The task » Reply with one number: how many lines contain the word "name".

--- Begin Dataset excerpts ---

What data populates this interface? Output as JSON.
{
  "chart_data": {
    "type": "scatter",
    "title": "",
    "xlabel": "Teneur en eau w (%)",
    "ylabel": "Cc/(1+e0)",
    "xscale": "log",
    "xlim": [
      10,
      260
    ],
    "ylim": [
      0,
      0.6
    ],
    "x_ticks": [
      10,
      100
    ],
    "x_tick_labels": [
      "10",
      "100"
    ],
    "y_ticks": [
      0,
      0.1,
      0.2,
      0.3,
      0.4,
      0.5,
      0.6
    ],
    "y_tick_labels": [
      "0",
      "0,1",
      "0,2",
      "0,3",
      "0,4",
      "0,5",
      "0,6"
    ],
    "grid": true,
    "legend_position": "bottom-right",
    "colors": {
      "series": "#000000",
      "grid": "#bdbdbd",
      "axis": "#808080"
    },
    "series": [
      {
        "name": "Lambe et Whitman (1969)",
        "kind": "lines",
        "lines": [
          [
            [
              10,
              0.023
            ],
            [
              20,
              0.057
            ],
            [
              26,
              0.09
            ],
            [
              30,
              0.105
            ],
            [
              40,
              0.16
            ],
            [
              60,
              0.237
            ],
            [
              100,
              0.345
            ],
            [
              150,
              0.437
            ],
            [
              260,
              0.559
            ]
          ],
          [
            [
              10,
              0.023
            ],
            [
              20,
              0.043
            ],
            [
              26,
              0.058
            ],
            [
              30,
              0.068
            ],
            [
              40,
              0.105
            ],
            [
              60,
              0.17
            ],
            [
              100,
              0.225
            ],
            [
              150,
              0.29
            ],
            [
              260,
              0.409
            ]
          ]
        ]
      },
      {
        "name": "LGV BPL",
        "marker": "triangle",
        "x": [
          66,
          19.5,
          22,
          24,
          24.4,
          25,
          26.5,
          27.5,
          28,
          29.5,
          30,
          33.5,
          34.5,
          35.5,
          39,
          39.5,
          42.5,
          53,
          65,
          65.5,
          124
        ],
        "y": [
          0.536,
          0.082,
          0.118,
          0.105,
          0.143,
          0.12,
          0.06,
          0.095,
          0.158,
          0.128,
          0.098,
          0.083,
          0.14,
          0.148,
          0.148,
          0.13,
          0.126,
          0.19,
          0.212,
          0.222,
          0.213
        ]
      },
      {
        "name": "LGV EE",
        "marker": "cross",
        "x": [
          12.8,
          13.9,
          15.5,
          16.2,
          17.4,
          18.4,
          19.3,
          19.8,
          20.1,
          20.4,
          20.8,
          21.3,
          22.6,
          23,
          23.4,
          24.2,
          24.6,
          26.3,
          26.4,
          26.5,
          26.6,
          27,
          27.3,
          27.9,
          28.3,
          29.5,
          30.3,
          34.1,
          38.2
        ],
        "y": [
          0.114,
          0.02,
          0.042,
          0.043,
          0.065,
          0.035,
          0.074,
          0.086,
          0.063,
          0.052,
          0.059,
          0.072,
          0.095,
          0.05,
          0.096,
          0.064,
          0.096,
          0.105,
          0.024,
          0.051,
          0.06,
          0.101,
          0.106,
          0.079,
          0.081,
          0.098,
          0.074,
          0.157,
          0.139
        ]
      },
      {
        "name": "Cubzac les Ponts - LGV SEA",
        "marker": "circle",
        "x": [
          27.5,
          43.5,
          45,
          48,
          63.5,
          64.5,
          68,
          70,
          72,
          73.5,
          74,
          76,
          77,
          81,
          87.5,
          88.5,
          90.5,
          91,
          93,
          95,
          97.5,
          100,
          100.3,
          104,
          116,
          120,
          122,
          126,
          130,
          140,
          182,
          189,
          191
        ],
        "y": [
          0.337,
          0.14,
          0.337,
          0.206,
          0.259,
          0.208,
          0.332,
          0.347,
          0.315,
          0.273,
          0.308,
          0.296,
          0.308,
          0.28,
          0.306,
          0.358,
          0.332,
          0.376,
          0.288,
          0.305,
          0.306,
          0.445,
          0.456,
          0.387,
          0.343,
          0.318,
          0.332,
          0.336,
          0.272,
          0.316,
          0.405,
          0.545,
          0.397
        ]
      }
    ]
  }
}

--- End Dataset excerpts ---

Answer below » 4